• **Given request**
Filter the records below and copy every line containing the word "title".

---------- Exercise input ----------

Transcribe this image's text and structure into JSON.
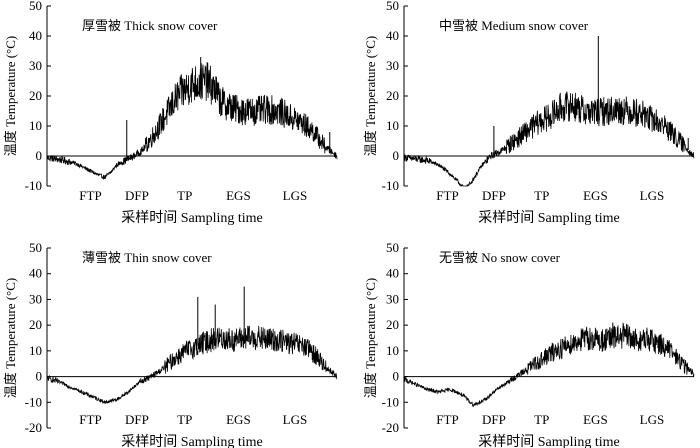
{
  "chart_data": [
    {
      "type": "line",
      "title": "厚雪被 Thick snow cover",
      "xlabel": "采样时间 Sampling time",
      "ylabel": "温度 Temperature (°C)",
      "ylim": [
        -10,
        50
      ],
      "yticks": [
        -10,
        0,
        10,
        20,
        30,
        40,
        50
      ],
      "x_period_labels": [
        "FTP",
        "DFP",
        "TP",
        "EGS",
        "LGS"
      ],
      "x": [
        0,
        3,
        6,
        10,
        14,
        18,
        20,
        22,
        24,
        26,
        28,
        30,
        33,
        36,
        40,
        45,
        50,
        55,
        58,
        60,
        64,
        68,
        72,
        76,
        80,
        84,
        88,
        92,
        96,
        100
      ],
      "values": [
        -0.5,
        -1,
        -1.5,
        -2.5,
        -4.5,
        -6.5,
        -7,
        -5.5,
        -3,
        -2,
        -1,
        0,
        2,
        6,
        12,
        20,
        24,
        25,
        22,
        18,
        16,
        15,
        15,
        15.5,
        15,
        13,
        11,
        8,
        3,
        0
      ],
      "spikes": [
        {
          "x": 27.5,
          "y": 12
        },
        {
          "x": 53,
          "y": 33
        },
        {
          "x": 97.5,
          "y": 8
        }
      ]
    },
    {
      "type": "line",
      "title": "中雪被 Medium snow cover",
      "xlabel": "采样时间 Sampling time",
      "ylabel": "温度 Temperature (°C)",
      "ylim": [
        -10,
        50
      ],
      "yticks": [
        -10,
        0,
        10,
        20,
        30,
        40,
        50
      ],
      "x_period_labels": [
        "FTP",
        "DFP",
        "TP",
        "EGS",
        "LGS"
      ],
      "x": [
        0,
        4,
        8,
        12,
        16,
        19,
        21,
        23,
        25,
        27,
        30,
        34,
        38,
        42,
        46,
        50,
        54,
        58,
        62,
        66,
        70,
        74,
        78,
        82,
        86,
        90,
        94,
        98,
        100
      ],
      "values": [
        -0.5,
        -1,
        -1.5,
        -3,
        -6,
        -9,
        -11,
        -9,
        -6,
        -3,
        0,
        2,
        5,
        8,
        11,
        13,
        16,
        17,
        15,
        14.5,
        15,
        15.5,
        15,
        14,
        12,
        10,
        6,
        2,
        0
      ],
      "spikes": [
        {
          "x": 31,
          "y": 10
        },
        {
          "x": 67,
          "y": 40
        },
        {
          "x": 98,
          "y": 6
        }
      ]
    },
    {
      "type": "line",
      "title": "薄雪被 Thin snow cover",
      "xlabel": "采样时间 Sampling time",
      "ylabel": "温度 Temperature (°C)",
      "ylim": [
        -20,
        50
      ],
      "yticks": [
        -20,
        -10,
        0,
        10,
        20,
        30,
        40,
        50
      ],
      "x_period_labels": [
        "FTP",
        "DFP",
        "TP",
        "EGS",
        "LGS"
      ],
      "x": [
        0,
        4,
        8,
        12,
        16,
        20,
        24,
        28,
        32,
        36,
        40,
        44,
        48,
        52,
        56,
        60,
        64,
        68,
        72,
        76,
        80,
        84,
        88,
        92,
        96,
        100
      ],
      "values": [
        -0.5,
        -2,
        -4,
        -6,
        -8,
        -10,
        -9,
        -6,
        -2,
        0,
        3,
        7,
        10,
        12,
        14,
        15,
        14,
        15,
        15,
        14.5,
        14,
        13,
        12,
        9,
        4,
        0
      ],
      "spikes": [
        {
          "x": 52,
          "y": 31
        },
        {
          "x": 58,
          "y": 28
        },
        {
          "x": 68,
          "y": 35
        }
      ]
    },
    {
      "type": "line",
      "title": "无雪被 No snow cover",
      "xlabel": "采样时间 Sampling time",
      "ylabel": "温度 Temperature (°C)",
      "ylim": [
        -20,
        50
      ],
      "yticks": [
        -20,
        -10,
        0,
        10,
        20,
        30,
        40,
        50
      ],
      "x_period_labels": [
        "FTP",
        "DFP",
        "TP",
        "EGS",
        "LGS"
      ],
      "x": [
        0,
        4,
        8,
        12,
        16,
        20,
        24,
        28,
        32,
        36,
        40,
        44,
        48,
        52,
        56,
        60,
        64,
        68,
        72,
        76,
        80,
        84,
        88,
        92,
        96,
        100
      ],
      "values": [
        -1,
        -3,
        -5,
        -6,
        -5,
        -7,
        -11,
        -9,
        -5,
        -2,
        1,
        4,
        7,
        10,
        12,
        14,
        15,
        14,
        15,
        16,
        14,
        14.5,
        13,
        10,
        5,
        1
      ],
      "spikes": [
        {
          "x": 72,
          "y": 21
        }
      ]
    }
  ]
}
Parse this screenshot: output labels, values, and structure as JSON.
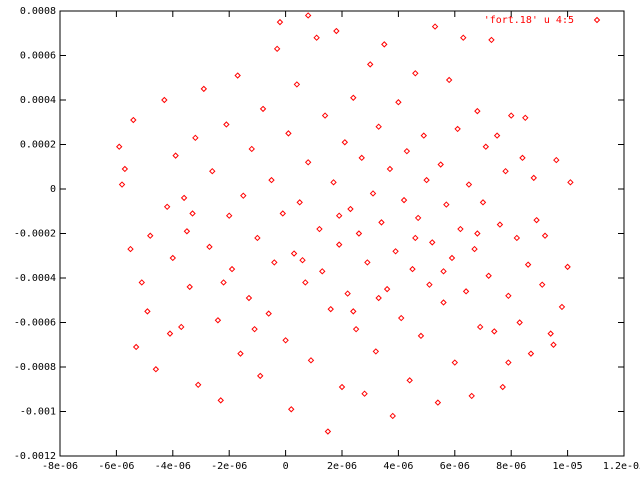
{
  "chart_data": {
    "type": "scatter",
    "series": [
      {
        "name": "'fort.18' u 4:5",
        "color": "#ff0000",
        "x": [
          -5.9e-06,
          -5.8e-06,
          -5.5e-06,
          -5.4e-06,
          -5.3e-06,
          -5.1e-06,
          -4.9e-06,
          -4.6e-06,
          -4.3e-06,
          -4.2e-06,
          -4e-06,
          -3.9e-06,
          -3.7e-06,
          -3.5e-06,
          -3.4e-06,
          -3.2e-06,
          -3.1e-06,
          -2.9e-06,
          -2.7e-06,
          -2.6e-06,
          -2.4e-06,
          -2.3e-06,
          -2.1e-06,
          -2e-06,
          -1.9e-06,
          -1.7e-06,
          -1.6e-06,
          -1.5e-06,
          -1.3e-06,
          -1.2e-06,
          -1e-06,
          -9e-07,
          -8e-07,
          -6e-07,
          -5e-07,
          -4e-07,
          -3e-07,
          -1e-07,
          0,
          1e-07,
          2e-07,
          3e-07,
          4e-07,
          5e-07,
          7e-07,
          8e-07,
          9e-07,
          1.1e-06,
          1.2e-06,
          1.3e-06,
          1.4e-06,
          1.5e-06,
          1.6e-06,
          1.7e-06,
          1.8e-06,
          1.9e-06,
          2e-06,
          2.1e-06,
          2.2e-06,
          2.3e-06,
          2.4e-06,
          2.5e-06,
          2.6e-06,
          2.7e-06,
          2.8e-06,
          2.9e-06,
          3e-06,
          3.1e-06,
          3.2e-06,
          3.3e-06,
          3.4e-06,
          3.5e-06,
          3.6e-06,
          3.7e-06,
          3.8e-06,
          3.9e-06,
          4e-06,
          4.1e-06,
          4.2e-06,
          4.3e-06,
          4.4e-06,
          4.5e-06,
          4.6e-06,
          4.7e-06,
          4.8e-06,
          4.9e-06,
          5e-06,
          5.1e-06,
          5.2e-06,
          5.3e-06,
          5.4e-06,
          5.5e-06,
          5.6e-06,
          5.7e-06,
          5.8e-06,
          5.9e-06,
          6e-06,
          6.1e-06,
          6.2e-06,
          6.3e-06,
          6.4e-06,
          6.5e-06,
          6.6e-06,
          6.7e-06,
          6.8e-06,
          6.9e-06,
          7e-06,
          7.1e-06,
          7.2e-06,
          7.3e-06,
          7.4e-06,
          7.5e-06,
          7.6e-06,
          7.7e-06,
          7.8e-06,
          7.9e-06,
          8e-06,
          8.2e-06,
          8.3e-06,
          8.4e-06,
          8.5e-06,
          8.6e-06,
          8.7e-06,
          8.8e-06,
          8.9e-06,
          9.1e-06,
          9.2e-06,
          9.4e-06,
          9.6e-06,
          9.8e-06,
          1.01e-05,
          1e-05,
          -5.7e-06,
          -4.8e-06,
          -4.1e-06,
          -3.3e-06,
          -2.2e-06,
          -1.1e-06,
          6e-07,
          1.9e-06,
          3.3e-06,
          4.6e-06,
          5.6e-06,
          6.8e-06,
          -2e-07,
          8e-07,
          7.9e-06,
          9.5e-06,
          -3.6e-06,
          2.4e-06
        ],
        "values": [
          0.00019,
          2e-05,
          -0.00027,
          0.00031,
          -0.00071,
          -0.00042,
          -0.00055,
          -0.00081,
          0.0004,
          -8e-05,
          -0.00031,
          0.00015,
          -0.00062,
          -0.00019,
          -0.00044,
          0.00023,
          -0.00088,
          0.00045,
          -0.00026,
          8e-05,
          -0.00059,
          -0.00095,
          0.00029,
          -0.00012,
          -0.00036,
          0.00051,
          -0.00074,
          -3e-05,
          -0.00049,
          0.00018,
          -0.00022,
          -0.00084,
          0.00036,
          -0.00056,
          4e-05,
          -0.00033,
          0.00063,
          -0.00011,
          -0.00068,
          0.00025,
          -0.00099,
          -0.00029,
          0.00047,
          -6e-05,
          -0.00042,
          0.00012,
          -0.00077,
          0.00068,
          -0.00018,
          -0.00037,
          0.00033,
          -0.00109,
          -0.00054,
          3e-05,
          0.00071,
          -0.00025,
          -0.00089,
          0.00021,
          -0.00047,
          -9e-05,
          0.00041,
          -0.00063,
          -0.0002,
          0.00014,
          -0.00092,
          -0.00033,
          0.00056,
          -2e-05,
          -0.00073,
          0.00028,
          -0.00015,
          0.00065,
          -0.00045,
          9e-05,
          -0.00102,
          -0.00028,
          0.00039,
          -0.00058,
          -5e-05,
          0.00017,
          -0.00086,
          -0.00036,
          0.00052,
          -0.00013,
          -0.00066,
          0.00024,
          4e-05,
          -0.00043,
          -0.00024,
          0.00073,
          -0.00096,
          0.00011,
          -0.00051,
          -7e-05,
          0.00049,
          -0.00031,
          -0.00078,
          0.00027,
          -0.00018,
          0.00068,
          -0.00046,
          2e-05,
          -0.00093,
          -0.00027,
          0.00035,
          -0.00062,
          -6e-05,
          0.00019,
          -0.00039,
          0.00067,
          -0.00064,
          0.00024,
          -0.00016,
          -0.00089,
          8e-05,
          -0.00048,
          0.00033,
          -0.00022,
          -0.0006,
          0.00014,
          0.00032,
          -0.00034,
          -0.00074,
          5e-05,
          -0.00014,
          -0.00043,
          -0.00021,
          -0.00065,
          0.00013,
          -0.00053,
          3e-05,
          -0.00035,
          9e-05,
          -0.00021,
          -0.00065,
          -0.00011,
          -0.00042,
          -0.00063,
          -0.00032,
          -0.00012,
          -0.00049,
          -0.00022,
          -0.00037,
          -0.0002,
          0.00075,
          0.00078,
          -0.00078,
          -0.0007,
          -4e-05,
          -0.00055
        ]
      }
    ],
    "xlim": [
      -8e-06,
      1.2e-05
    ],
    "xticks": [
      {
        "value": -8e-06,
        "label": "-8e-06"
      },
      {
        "value": -6e-06,
        "label": "-6e-06"
      },
      {
        "value": -4e-06,
        "label": "-4e-06"
      },
      {
        "value": -2e-06,
        "label": "-2e-06"
      },
      0,
      {
        "value": 2e-06,
        "label": "2e-06"
      },
      {
        "value": 4e-06,
        "label": "4e-06"
      },
      {
        "value": 6e-06,
        "label": "6e-06"
      },
      {
        "value": 8e-06,
        "label": "8e-06"
      },
      {
        "value": 1e-05,
        "label": "1e-05"
      },
      {
        "value": 1.2e-05,
        "label": "1.2e-05"
      }
    ],
    "ylim": [
      -0.0012,
      0.0008
    ],
    "yticks": [
      -0.0012,
      -0.001,
      -0.0008,
      -0.0006,
      -0.0004,
      -0.0002,
      0,
      0.0002,
      0.0004,
      0.0006,
      0.0008
    ],
    "legend": "upper right"
  }
}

----------

• **Finished task**
      "title": "厚雪被 Thick snow cover",
      "title": "中雪被 Medium snow cover",
      "title": "薄雪被 Thin snow cover",
      "title": "无雪被 No snow cover",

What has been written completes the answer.